=== Problem ===
Output every line of the material below as a Markdown table with two columns, Row and Material line, numbering the rows in order. Omit any blank lines.

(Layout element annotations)
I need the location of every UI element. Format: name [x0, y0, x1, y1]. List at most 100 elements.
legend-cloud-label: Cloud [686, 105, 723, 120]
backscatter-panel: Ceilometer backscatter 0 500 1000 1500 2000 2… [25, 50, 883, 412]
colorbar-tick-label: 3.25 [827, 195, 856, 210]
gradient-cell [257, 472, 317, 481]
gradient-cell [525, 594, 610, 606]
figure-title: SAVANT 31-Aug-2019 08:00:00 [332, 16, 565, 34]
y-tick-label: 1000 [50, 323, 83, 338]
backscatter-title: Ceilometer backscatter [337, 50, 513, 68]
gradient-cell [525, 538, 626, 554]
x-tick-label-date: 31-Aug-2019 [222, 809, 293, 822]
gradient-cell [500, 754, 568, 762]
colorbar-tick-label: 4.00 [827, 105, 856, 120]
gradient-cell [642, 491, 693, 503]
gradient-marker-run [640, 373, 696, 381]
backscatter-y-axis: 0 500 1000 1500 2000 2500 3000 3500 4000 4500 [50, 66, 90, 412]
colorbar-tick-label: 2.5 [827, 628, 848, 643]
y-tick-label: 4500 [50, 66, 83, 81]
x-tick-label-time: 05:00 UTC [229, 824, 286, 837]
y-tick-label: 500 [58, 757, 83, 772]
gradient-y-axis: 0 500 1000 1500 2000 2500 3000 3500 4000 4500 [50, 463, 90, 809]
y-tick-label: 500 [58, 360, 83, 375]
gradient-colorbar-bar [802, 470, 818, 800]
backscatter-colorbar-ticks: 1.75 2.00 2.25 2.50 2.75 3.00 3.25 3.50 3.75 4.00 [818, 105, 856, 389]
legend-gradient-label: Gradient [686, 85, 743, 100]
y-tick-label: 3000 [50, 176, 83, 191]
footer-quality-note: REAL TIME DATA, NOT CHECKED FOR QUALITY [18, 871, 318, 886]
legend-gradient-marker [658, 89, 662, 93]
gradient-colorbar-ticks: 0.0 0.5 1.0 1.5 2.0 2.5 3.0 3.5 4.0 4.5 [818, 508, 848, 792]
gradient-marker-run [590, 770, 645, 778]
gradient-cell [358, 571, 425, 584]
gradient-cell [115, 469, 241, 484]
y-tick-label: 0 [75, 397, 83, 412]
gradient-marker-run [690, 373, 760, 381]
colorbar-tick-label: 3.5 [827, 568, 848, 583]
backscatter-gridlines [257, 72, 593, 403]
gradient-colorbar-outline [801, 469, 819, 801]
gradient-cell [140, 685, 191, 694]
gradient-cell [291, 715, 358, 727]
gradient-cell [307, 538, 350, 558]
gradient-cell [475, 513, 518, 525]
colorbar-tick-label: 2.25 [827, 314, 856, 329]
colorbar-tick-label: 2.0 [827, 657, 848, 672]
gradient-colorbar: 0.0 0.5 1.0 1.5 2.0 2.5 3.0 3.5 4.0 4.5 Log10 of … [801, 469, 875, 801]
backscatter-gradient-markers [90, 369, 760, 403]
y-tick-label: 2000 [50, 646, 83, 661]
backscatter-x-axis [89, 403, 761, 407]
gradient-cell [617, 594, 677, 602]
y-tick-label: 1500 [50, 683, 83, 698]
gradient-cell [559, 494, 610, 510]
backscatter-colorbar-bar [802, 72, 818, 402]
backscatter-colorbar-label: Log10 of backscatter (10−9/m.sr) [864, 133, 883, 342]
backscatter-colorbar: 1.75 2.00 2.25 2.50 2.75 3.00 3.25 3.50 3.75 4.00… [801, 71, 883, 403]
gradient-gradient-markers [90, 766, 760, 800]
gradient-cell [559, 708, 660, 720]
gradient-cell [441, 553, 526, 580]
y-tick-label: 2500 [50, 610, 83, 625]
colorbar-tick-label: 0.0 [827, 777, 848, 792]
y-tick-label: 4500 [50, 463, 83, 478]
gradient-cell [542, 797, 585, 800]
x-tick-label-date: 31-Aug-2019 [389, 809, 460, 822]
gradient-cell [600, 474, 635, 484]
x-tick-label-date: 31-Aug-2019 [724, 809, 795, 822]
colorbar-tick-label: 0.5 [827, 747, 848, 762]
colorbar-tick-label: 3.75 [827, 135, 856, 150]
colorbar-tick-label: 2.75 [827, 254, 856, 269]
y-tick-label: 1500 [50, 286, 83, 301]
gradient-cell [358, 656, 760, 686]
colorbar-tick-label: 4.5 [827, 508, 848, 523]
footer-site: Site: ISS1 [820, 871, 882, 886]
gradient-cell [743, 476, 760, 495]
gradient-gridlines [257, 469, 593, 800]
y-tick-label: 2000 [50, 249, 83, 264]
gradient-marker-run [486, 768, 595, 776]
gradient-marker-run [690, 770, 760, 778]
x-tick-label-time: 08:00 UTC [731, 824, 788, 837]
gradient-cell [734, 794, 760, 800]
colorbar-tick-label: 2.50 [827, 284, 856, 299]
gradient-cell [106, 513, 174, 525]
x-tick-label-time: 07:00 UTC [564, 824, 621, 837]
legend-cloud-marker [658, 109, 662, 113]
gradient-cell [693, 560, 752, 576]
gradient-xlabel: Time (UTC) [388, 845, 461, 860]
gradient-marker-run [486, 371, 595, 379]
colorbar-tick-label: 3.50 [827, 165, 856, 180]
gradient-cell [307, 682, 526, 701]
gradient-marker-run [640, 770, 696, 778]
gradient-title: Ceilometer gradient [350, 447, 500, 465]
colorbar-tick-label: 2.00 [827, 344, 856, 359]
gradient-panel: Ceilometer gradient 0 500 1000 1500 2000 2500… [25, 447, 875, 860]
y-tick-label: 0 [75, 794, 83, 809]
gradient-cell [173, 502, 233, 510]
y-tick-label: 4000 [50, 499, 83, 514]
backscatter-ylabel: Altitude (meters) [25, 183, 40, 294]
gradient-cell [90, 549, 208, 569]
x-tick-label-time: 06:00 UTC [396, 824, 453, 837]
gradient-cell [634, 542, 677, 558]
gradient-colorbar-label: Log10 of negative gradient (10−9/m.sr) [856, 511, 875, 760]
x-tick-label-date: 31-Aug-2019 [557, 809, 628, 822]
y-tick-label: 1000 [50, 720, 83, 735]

=== Final result ===
| Row | Material line |
|---|---|
| 1 | I need the location of every UI element. Format: name [x0, y0, x1, y1]. List at most 100 elements. |
| 2 | legend-cloud-label: Cloud [686, 105, 723, 120] |
| 3 | backscatter-panel: Ceilometer backscatter 0 500 1000 1500 2000 2… [25, 50, 883, 412] |
| 4 | colorbar-tick-label: 3.25 [827, 195, 856, 210] |
| 5 | gradient-cell [257, 472, 317, 481] |
| 6 | gradient-cell [525, 594, 610, 606] |
| 7 | figure-title: SAVANT 31-Aug-2019 08:00:00 [332, 16, 565, 34] |
| 8 | y-tick-label: 1000 [50, 323, 83, 338] |
| 9 | backscatter-title: Ceilometer backscatter [337, 50, 513, 68] |
| 10 | gradient-cell [525, 538, 626, 554] |
| 11 | x-tick-label-date: 31-Aug-2019 [222, 809, 293, 822] |
| 12 | gradient-cell [500, 754, 568, 762] |
| 13 | colorbar-tick-label: 4.00 [827, 105, 856, 120] |
| 14 | gradient-cell [642, 491, 693, 503] |
| 15 | gradient-marker-run [640, 373, 696, 381] |
| 16 | backscatter-y-axis: 0 500 1000 1500 2000 2500 3000 3500 4000 4500 [50, 66, 90, 412] |
| 17 | colorbar-tick-label: 2.5 [827, 628, 848, 643] |
| 18 | y-tick-label: 4500 [50, 66, 83, 81] |
| 19 | x-tick-label-time: 05:00 UTC [229, 824, 286, 837] |
| 20 | y-tick-label: 500 [58, 757, 83, 772] |
| 21 | gradient-y-axis: 0 500 1000 1500 2000 2500 3000 3500 4000 4500 [50, 463, 90, 809] |
| 22 | y-tick-label: 500 [58, 360, 83, 375] |
| 23 | gradient-colorbar-bar [802, 470, 818, 800] |
| 24 | backscatter-colorbar-ticks: 1.75 2.00 2.25 2.50 2.75 3.00 3.25 3.50 3.75 4.00 [818, 105, 856, 389] |
| 25 | legend-gradient-label: Gradient [686, 85, 743, 100] |
| 26 | y-tick-label: 3000 [50, 176, 83, 191] |
| 27 | footer-quality-note: REAL TIME DATA, NOT CHECKED FOR QUALITY [18, 871, 318, 886] |
| 28 | legend-gradient-marker [658, 89, 662, 93] |
| 29 | gradient-colorbar-ticks: 0.0 0.5 1.0 1.5 2.0 2.5 3.0 3.5 4.0 4.5 [818, 508, 848, 792] |
| 30 | gradient-marker-run [590, 770, 645, 778] |
| 31 | gradient-cell [358, 571, 425, 584] |
| 32 | gradient-cell [115, 469, 241, 484] |
| 33 | y-tick-label: 0 [75, 397, 83, 412] |
| 34 | gradient-marker-run [690, 373, 760, 381] |
| 35 | colorbar-tick-label: 3.5 [827, 568, 848, 583] |
| 36 | backscatter-gridlines [257, 72, 593, 403] |
| 37 | gradient-colorbar-outline [801, 469, 819, 801] |
| 38 | gradient-cell [140, 685, 191, 694] |
| 39 | gradient-cell [291, 715, 358, 727] |
| 40 | gradient-cell [307, 538, 350, 558] |
| 41 | gradient-cell [475, 513, 518, 525] |
| 42 | colorbar-tick-label: 2.25 [827, 314, 856, 329] |
| 43 | colorbar-tick-label: 2.0 [827, 657, 848, 672] |
| 44 | gradient-colorbar: 0.0 0.5 1.0 1.5 2.0 2.5 3.0 3.5 4.0 4.5 Log10 of … [801, 469, 875, 801] |
| 45 | backscatter-gradient-markers [90, 369, 760, 403] |
| 46 | y-tick-label: 2000 [50, 646, 83, 661] |
| 47 | backscatter-x-axis [89, 403, 761, 407] |
| 48 | gradient-cell [617, 594, 677, 602] |
| 49 | y-tick-label: 1500 [50, 683, 83, 698] |
| 50 | gradient-cell [559, 494, 610, 510] |
| 51 | backscatter-colorbar-bar [802, 72, 818, 402] |
| 52 | backscatter-colorbar-label: Log10 of backscatter (10−9/m.sr) [864, 133, 883, 342] |
| 53 | backscatter-colorbar: 1.75 2.00 2.25 2.50 2.75 3.00 3.25 3.50 3.75 4.00… [801, 71, 883, 403] |
| 54 | gradient-gradient-markers [90, 766, 760, 800] |
| 55 | gradient-cell [559, 708, 660, 720] |
| 56 | gradient-cell [441, 553, 526, 580] |
| 57 | y-tick-label: 2500 [50, 610, 83, 625] |
| 58 | colorbar-tick-label: 0.0 [827, 777, 848, 792] |
| 59 | y-tick-label: 4500 [50, 463, 83, 478] |
| 60 | gradient-cell [542, 797, 585, 800] |
| 61 | x-tick-label-date: 31-Aug-2019 [389, 809, 460, 822] |
| 62 | gradient-cell [600, 474, 635, 484] |
| 63 | x-tick-label-date: 31-Aug-2019 [724, 809, 795, 822] |
| 64 | colorbar-tick-label: 0.5 [827, 747, 848, 762] |
| 65 | colorbar-tick-label: 3.75 [827, 135, 856, 150] |
| 66 | colorbar-tick-label: 2.75 [827, 254, 856, 269] |
| 67 | y-tick-label: 1500 [50, 286, 83, 301] |
| 68 | gradient-cell [358, 656, 760, 686] |
| 69 | colorbar-tick-label: 4.5 [827, 508, 848, 523] |
| 70 | footer-site: Site: ISS1 [820, 871, 882, 886] |
| 71 | gradient-cell [743, 476, 760, 495] |
| 72 | gradient-gridlines [257, 469, 593, 800] |
| 73 | y-tick-label: 2000 [50, 249, 83, 264] |
| 74 | gradient-marker-run [486, 768, 595, 776] |
| 75 | gradient-marker-run [690, 770, 760, 778] |
| 76 | x-tick-label-time: 08:00 UTC [731, 824, 788, 837] |
| 77 | gradient-cell [734, 794, 760, 800] |
| 78 | colorbar-tick-label: 2.50 [827, 284, 856, 299] |
| 79 | gradient-cell [106, 513, 174, 525] |
| 80 | x-tick-label-time: 07:00 UTC [564, 824, 621, 837] |
| 81 | legend-cloud-marker [658, 109, 662, 113] |
| 82 | gradient-cell [693, 560, 752, 576] |
| 83 | gradient-xlabel: Time (UTC) [388, 845, 461, 860] |
| 84 | gradient-marker-run [486, 371, 595, 379] |
| 85 | colorbar-tick-label: 3.50 [827, 165, 856, 180] |
| 86 | gradient-cell [307, 682, 526, 701] |
| 87 | gradient-marker-run [640, 770, 696, 778] |
| 88 | gradient-title: Ceilometer gradient [350, 447, 500, 465] |
| 89 | colorbar-tick-label: 2.00 [827, 344, 856, 359] |
| 90 | gradient-panel: Ceilometer gradient 0 500 1000 1500 2000 2500… [25, 447, 875, 860] |
| 91 | y-tick-label: 0 [75, 794, 83, 809] |
| 92 | gradient-cell [173, 502, 233, 510] |
| 93 | y-tick-label: 4000 [50, 499, 83, 514] |
| 94 | backscatter-ylabel: Altitude (meters) [25, 183, 40, 294] |
| 95 | gradient-cell [90, 549, 208, 569] |
| 96 | x-tick-label-time: 06:00 UTC [396, 824, 453, 837] |
| 97 | gradient-cell [634, 542, 677, 558] |
| 98 | gradient-colorbar-label: Log10 of negative gradient (10−9/m.sr) [856, 511, 875, 760] |
| 99 | x-tick-label-date: 31-Aug-2019 [557, 809, 628, 822] |
| 100 | y-tick-label: 1000 [50, 720, 83, 735] |